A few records
****************************************

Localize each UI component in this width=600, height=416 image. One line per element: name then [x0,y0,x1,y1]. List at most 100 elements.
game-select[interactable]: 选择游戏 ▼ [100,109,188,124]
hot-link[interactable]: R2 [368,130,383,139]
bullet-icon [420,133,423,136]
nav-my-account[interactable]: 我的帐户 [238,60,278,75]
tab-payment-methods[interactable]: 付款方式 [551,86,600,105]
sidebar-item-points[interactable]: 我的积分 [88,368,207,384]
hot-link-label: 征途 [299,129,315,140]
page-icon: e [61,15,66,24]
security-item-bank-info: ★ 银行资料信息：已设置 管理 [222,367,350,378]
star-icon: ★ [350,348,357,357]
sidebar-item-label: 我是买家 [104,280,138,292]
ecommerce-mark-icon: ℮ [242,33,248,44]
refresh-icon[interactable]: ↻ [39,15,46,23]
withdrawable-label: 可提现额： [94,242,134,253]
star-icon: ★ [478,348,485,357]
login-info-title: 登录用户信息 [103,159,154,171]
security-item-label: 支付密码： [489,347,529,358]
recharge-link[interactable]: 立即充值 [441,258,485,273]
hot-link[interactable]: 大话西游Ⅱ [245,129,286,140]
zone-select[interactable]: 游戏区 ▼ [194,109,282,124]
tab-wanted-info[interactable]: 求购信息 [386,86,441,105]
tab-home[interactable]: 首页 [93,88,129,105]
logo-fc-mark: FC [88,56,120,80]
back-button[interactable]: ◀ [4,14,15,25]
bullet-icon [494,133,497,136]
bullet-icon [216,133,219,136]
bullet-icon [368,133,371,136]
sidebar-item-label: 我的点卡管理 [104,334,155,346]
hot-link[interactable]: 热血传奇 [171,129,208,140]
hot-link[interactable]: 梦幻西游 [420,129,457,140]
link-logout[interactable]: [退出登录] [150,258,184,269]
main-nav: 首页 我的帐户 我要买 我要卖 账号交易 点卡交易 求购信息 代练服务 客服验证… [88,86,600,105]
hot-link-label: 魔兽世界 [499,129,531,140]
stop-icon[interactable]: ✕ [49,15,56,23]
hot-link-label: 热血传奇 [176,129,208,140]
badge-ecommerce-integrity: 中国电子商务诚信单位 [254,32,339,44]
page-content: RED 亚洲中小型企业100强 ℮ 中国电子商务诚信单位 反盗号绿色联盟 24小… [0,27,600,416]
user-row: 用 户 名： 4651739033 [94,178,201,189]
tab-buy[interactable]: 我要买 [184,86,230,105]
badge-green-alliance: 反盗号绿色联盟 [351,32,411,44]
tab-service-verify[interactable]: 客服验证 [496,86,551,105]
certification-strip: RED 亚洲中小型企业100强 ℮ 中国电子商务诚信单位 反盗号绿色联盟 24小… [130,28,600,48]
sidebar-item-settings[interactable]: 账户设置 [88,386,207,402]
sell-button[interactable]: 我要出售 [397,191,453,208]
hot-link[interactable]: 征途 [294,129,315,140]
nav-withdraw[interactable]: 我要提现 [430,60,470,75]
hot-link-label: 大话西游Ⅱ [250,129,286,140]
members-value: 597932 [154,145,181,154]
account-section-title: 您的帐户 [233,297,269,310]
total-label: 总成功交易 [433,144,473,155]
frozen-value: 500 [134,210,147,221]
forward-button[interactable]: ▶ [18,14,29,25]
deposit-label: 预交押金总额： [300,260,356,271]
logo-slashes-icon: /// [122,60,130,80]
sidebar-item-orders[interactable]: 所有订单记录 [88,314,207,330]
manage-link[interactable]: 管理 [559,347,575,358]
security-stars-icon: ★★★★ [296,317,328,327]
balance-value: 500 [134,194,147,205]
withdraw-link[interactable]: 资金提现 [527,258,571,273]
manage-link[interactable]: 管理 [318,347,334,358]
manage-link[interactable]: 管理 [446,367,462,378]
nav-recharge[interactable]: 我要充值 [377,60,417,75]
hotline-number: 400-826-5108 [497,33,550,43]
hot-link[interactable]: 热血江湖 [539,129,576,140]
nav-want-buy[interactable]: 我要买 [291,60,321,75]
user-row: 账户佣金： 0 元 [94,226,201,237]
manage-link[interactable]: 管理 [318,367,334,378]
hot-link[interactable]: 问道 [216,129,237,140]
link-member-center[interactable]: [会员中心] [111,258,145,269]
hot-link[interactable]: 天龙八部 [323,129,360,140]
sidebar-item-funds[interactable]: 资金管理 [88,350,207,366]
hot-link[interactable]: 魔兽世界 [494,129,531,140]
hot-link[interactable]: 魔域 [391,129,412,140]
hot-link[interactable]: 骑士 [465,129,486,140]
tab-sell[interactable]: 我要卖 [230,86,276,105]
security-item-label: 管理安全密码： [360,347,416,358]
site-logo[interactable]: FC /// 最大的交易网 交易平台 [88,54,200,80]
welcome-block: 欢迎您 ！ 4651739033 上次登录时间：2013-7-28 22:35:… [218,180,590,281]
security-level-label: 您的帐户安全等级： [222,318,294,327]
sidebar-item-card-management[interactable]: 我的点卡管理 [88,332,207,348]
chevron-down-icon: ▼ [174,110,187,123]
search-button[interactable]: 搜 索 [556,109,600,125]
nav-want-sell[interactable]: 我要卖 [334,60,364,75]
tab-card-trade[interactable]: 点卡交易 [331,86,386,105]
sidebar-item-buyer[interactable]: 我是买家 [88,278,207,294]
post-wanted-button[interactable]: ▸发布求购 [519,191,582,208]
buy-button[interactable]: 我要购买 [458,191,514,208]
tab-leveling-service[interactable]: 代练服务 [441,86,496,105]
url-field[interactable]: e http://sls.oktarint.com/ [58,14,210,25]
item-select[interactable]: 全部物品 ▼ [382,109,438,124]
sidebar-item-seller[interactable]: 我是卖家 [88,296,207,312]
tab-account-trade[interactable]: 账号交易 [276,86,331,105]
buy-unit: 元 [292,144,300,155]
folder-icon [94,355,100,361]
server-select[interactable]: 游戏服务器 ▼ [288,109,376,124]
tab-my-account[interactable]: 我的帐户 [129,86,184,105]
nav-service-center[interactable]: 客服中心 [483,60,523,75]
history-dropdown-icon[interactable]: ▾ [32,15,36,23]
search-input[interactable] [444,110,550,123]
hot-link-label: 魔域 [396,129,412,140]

****************************************

Exercise instructions. Copy out every line of these records without changing anything.

Solution for this exercise.
Localize each UI component in this width=600, height=416 image. One line per element: name then [x0,y0,x1,y1]. List at most 100 elements.
game-select[interactable]: 选择游戏 ▼ [100,109,188,124]
hot-link[interactable]: R2 [368,130,383,139]
bullet-icon [420,133,423,136]
nav-my-account[interactable]: 我的帐户 [238,60,278,75]
tab-payment-methods[interactable]: 付款方式 [551,86,600,105]
sidebar-item-points[interactable]: 我的积分 [88,368,207,384]
hot-link-label: 征途 [299,129,315,140]
page-icon: e [61,15,66,24]
security-item-bank-info: ★ 银行资料信息：已设置 管理 [222,367,350,378]
star-icon: ★ [350,348,357,357]
sidebar-item-label: 我是买家 [104,280,138,292]
ecommerce-mark-icon: ℮ [242,33,248,44]
refresh-icon[interactable]: ↻ [39,15,46,23]
withdrawable-label: 可提现额： [94,242,134,253]
star-icon: ★ [478,348,485,357]
login-info-title: 登录用户信息 [103,159,154,171]
security-item-label: 支付密码： [489,347,529,358]
recharge-link[interactable]: 立即充值 [441,258,485,273]
hot-link[interactable]: 大话西游Ⅱ [245,129,286,140]
zone-select[interactable]: 游戏区 ▼ [194,109,282,124]
tab-wanted-info[interactable]: 求购信息 [386,86,441,105]
tab-home[interactable]: 首页 [93,88,129,105]
logo-fc-mark: FC [88,56,120,80]
back-button[interactable]: ◀ [4,14,15,25]
bullet-icon [494,133,497,136]
bullet-icon [216,133,219,136]
bullet-icon [368,133,371,136]
sidebar-item-label: 我的点卡管理 [104,334,155,346]
hot-link[interactable]: 热血传奇 [171,129,208,140]
hot-link[interactable]: 梦幻西游 [420,129,457,140]
link-logout[interactable]: [退出登录] [150,258,184,269]
main-nav: 首页 我的帐户 我要买 我要卖 账号交易 点卡交易 求购信息 代练服务 客服验证… [88,86,600,105]
hot-link-label: 魔兽世界 [499,129,531,140]
stop-icon[interactable]: ✕ [49,15,56,23]
hot-link-label: 热血传奇 [176,129,208,140]
badge-ecommerce-integrity: 中国电子商务诚信单位 [254,32,339,44]
page-content: RED 亚洲中小型企业100强 ℮ 中国电子商务诚信单位 反盗号绿色联盟 24小… [0,27,600,416]
user-row: 用 户 名： 4651739033 [94,178,201,189]
tab-buy[interactable]: 我要买 [184,86,230,105]
badge-green-alliance: 反盗号绿色联盟 [351,32,411,44]
tab-service-verify[interactable]: 客服验证 [496,86,551,105]
certification-strip: RED 亚洲中小型企业100强 ℮ 中国电子商务诚信单位 反盗号绿色联盟 24小… [130,28,600,48]
sidebar-item-settings[interactable]: 账户设置 [88,386,207,402]
sell-button[interactable]: 我要出售 [397,191,453,208]
hot-link[interactable]: 征途 [294,129,315,140]
nav-withdraw[interactable]: 我要提现 [430,60,470,75]
hot-link-label: 大话西游Ⅱ [250,129,286,140]
members-value: 597932 [154,145,181,154]
account-section-title: 您的帐户 [233,297,269,310]
total-label: 总成功交易 [433,144,473,155]
frozen-value: 500 [134,210,147,221]
forward-button[interactable]: ▶ [18,14,29,25]
deposit-label: 预交押金总额： [300,260,356,271]
logo-slashes-icon: /// [122,60,130,80]
sidebar-item-orders[interactable]: 所有订单记录 [88,314,207,330]
manage-link[interactable]: 管理 [559,347,575,358]
security-stars-icon: ★★★★ [296,317,328,327]
balance-value: 500 [134,194,147,205]
withdraw-link[interactable]: 资金提现 [527,258,571,273]
manage-link[interactable]: 管理 [318,347,334,358]
manage-link[interactable]: 管理 [446,367,462,378]
nav-recharge[interactable]: 我要充值 [377,60,417,75]
hotline-number: 400-826-5108 [497,33,550,43]
hot-link[interactable]: 热血江湖 [539,129,576,140]
nav-want-buy[interactable]: 我要买 [291,60,321,75]
user-row: 账户佣金： 0 元 [94,226,201,237]
manage-link[interactable]: 管理 [318,367,334,378]
hot-link[interactable]: 问道 [216,129,237,140]
link-member-center[interactable]: [会员中心] [111,258,145,269]
hot-link[interactable]: 天龙八部 [323,129,360,140]
sidebar-item-funds[interactable]: 资金管理 [88,350,207,366]
hot-link[interactable]: 魔兽世界 [494,129,531,140]
hot-link[interactable]: 魔域 [391,129,412,140]
hot-link[interactable]: 骑士 [465,129,486,140]
tab-sell[interactable]: 我要卖 [230,86,276,105]
security-item-label: 管理安全密码： [360,347,416,358]
site-logo[interactable]: FC /// 最大的交易网 交易平台 [88,54,200,80]
welcome-block: 欢迎您 ！ 4651739033 上次登录时间：2013-7-28 22:35:… [218,180,590,281]
security-level-label: 您的帐户安全等级： [222,318,294,327]
sidebar-item-card-management[interactable]: 我的点卡管理 [88,332,207,348]
chevron-down-icon: ▼ [174,110,187,123]
search-button[interactable]: 搜 索 [556,109,600,125]
nav-want-sell[interactable]: 我要卖 [334,60,364,75]
tab-card-trade[interactable]: 点卡交易 [331,86,386,105]
sidebar-item-buyer[interactable]: 我是买家 [88,278,207,294]
post-wanted-button[interactable]: ▸发布求购 [519,191,582,208]
buy-button[interactable]: 我要购买 [458,191,514,208]
tab-leveling-service[interactable]: 代练服务 [441,86,496,105]
url-field[interactable]: e http://sls.oktarint.com/ [58,14,210,25]
item-select[interactable]: 全部物品 ▼ [382,109,438,124]
sidebar-item-seller[interactable]: 我是卖家 [88,296,207,312]
tab-account-trade[interactable]: 账号交易 [276,86,331,105]
buy-unit: 元 [292,144,300,155]
folder-icon [94,355,100,361]
server-select[interactable]: 游戏服务器 ▼ [288,109,376,124]
tab-my-account[interactable]: 我的帐户 [129,86,184,105]
nav-service-center[interactable]: 客服中心 [483,60,523,75]
history-dropdown-icon[interactable]: ▾ [32,15,36,23]
search-input[interactable] [444,110,550,123]
hot-link-label: 魔域 [396,129,412,140]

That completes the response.